• [Task input]
--- Begin ---

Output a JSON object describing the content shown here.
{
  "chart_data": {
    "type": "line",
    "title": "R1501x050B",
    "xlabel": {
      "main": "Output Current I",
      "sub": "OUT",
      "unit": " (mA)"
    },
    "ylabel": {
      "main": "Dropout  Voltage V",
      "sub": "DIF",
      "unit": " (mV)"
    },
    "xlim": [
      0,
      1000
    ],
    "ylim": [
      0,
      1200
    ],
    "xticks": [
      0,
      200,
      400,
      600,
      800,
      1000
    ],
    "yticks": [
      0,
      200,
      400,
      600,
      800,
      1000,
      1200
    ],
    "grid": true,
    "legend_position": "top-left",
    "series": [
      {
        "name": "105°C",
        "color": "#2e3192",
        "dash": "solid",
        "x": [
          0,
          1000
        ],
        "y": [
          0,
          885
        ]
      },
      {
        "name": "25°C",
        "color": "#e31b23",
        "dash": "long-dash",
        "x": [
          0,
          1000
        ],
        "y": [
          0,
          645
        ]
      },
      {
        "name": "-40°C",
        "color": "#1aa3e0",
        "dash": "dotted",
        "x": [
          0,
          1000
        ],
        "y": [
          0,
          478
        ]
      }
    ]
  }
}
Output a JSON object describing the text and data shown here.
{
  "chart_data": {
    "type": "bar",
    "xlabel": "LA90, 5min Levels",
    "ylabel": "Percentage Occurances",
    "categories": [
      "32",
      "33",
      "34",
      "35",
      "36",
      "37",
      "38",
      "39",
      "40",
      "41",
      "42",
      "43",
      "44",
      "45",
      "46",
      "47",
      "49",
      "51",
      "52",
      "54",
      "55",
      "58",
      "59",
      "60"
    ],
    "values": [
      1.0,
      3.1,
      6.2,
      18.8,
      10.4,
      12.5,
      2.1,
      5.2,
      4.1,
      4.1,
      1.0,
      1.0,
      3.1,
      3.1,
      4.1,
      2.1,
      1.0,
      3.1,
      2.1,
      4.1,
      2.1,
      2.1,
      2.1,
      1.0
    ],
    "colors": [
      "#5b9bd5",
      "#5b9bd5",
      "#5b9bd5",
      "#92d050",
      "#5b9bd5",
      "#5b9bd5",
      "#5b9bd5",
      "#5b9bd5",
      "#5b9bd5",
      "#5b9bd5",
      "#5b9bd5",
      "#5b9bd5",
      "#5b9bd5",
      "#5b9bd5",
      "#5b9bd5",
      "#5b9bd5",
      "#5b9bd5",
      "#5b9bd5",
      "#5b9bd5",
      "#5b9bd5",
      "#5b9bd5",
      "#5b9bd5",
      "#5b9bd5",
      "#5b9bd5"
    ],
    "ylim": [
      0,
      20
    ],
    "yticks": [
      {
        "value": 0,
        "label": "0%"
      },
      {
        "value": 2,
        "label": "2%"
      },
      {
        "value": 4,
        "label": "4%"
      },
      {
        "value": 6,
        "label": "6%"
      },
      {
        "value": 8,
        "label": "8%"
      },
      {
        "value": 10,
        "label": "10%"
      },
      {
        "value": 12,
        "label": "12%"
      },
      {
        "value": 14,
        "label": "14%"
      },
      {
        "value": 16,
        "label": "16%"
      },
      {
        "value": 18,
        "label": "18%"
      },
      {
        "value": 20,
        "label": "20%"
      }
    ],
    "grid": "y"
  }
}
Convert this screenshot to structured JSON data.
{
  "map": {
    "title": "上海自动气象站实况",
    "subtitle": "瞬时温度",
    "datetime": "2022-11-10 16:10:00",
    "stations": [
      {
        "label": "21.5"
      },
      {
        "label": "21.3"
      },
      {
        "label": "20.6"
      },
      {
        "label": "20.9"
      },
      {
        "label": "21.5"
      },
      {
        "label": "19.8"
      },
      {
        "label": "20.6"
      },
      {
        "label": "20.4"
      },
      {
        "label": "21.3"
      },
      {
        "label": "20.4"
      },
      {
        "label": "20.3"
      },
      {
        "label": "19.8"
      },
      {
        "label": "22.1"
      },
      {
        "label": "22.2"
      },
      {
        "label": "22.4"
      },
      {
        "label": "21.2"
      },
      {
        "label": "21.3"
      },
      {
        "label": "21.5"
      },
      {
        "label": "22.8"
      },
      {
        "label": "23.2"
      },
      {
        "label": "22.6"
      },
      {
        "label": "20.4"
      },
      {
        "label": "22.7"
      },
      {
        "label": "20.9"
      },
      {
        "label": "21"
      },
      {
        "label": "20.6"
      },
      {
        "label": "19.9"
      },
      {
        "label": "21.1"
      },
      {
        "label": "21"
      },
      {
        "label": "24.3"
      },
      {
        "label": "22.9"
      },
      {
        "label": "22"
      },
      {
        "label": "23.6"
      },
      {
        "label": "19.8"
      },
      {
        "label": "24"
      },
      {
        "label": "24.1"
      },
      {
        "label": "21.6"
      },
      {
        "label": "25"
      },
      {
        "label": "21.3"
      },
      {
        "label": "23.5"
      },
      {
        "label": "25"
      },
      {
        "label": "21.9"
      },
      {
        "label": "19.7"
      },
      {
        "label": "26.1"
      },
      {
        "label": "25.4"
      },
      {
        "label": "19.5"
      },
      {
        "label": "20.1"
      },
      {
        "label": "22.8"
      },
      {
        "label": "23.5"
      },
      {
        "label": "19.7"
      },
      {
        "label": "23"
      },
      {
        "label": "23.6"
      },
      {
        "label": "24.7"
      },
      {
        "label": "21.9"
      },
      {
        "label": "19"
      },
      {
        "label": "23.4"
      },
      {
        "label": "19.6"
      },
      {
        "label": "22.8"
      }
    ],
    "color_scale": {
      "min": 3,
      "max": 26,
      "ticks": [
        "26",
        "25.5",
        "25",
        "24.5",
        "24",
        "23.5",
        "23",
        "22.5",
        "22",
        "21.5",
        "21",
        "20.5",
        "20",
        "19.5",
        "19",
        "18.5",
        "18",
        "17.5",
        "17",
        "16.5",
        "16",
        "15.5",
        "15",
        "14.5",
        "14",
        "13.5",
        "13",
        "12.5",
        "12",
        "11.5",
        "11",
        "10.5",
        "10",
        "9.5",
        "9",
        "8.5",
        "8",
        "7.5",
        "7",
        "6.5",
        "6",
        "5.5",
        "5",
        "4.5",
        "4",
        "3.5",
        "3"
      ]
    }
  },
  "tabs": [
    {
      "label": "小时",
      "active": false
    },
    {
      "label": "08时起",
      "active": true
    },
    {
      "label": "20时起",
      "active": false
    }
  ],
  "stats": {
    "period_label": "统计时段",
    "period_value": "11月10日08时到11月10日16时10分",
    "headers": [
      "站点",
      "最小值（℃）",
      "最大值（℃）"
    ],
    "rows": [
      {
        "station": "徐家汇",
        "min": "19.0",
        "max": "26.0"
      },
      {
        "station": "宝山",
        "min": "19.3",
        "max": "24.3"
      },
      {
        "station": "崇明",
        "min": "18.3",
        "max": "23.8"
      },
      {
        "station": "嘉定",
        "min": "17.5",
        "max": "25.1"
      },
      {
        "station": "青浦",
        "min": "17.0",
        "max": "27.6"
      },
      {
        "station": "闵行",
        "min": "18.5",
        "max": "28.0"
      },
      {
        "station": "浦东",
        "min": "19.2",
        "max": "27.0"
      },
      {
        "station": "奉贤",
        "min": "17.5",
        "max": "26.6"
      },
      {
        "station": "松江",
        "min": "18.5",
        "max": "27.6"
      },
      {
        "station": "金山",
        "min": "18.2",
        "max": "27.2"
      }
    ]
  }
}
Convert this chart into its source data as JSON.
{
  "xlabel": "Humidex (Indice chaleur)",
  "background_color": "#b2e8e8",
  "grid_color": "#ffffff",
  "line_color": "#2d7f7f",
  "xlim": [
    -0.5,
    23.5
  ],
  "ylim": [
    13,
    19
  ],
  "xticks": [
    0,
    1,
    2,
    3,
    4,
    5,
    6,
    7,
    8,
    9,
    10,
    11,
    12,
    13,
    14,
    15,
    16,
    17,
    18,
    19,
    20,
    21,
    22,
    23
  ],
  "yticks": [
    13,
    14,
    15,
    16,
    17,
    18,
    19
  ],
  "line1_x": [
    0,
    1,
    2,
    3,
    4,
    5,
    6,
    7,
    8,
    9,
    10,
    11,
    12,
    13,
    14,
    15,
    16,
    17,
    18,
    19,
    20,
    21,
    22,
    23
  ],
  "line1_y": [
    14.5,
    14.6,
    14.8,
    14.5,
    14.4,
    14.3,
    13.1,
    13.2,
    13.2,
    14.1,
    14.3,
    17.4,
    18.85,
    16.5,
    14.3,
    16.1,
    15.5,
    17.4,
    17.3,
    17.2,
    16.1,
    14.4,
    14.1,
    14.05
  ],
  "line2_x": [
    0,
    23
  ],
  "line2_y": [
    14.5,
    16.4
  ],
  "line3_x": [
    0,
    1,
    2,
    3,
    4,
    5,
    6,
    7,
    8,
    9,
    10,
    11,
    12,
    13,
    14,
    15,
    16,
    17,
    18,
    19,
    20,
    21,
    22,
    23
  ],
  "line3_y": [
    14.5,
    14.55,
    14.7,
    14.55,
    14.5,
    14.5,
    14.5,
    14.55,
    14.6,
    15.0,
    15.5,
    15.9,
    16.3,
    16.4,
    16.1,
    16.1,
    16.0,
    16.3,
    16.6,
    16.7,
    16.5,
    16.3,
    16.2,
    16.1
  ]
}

--- End ---

• [Problem] Above are lines of data; state how many of them contain the word "here", with no other output.

• [Written response] 2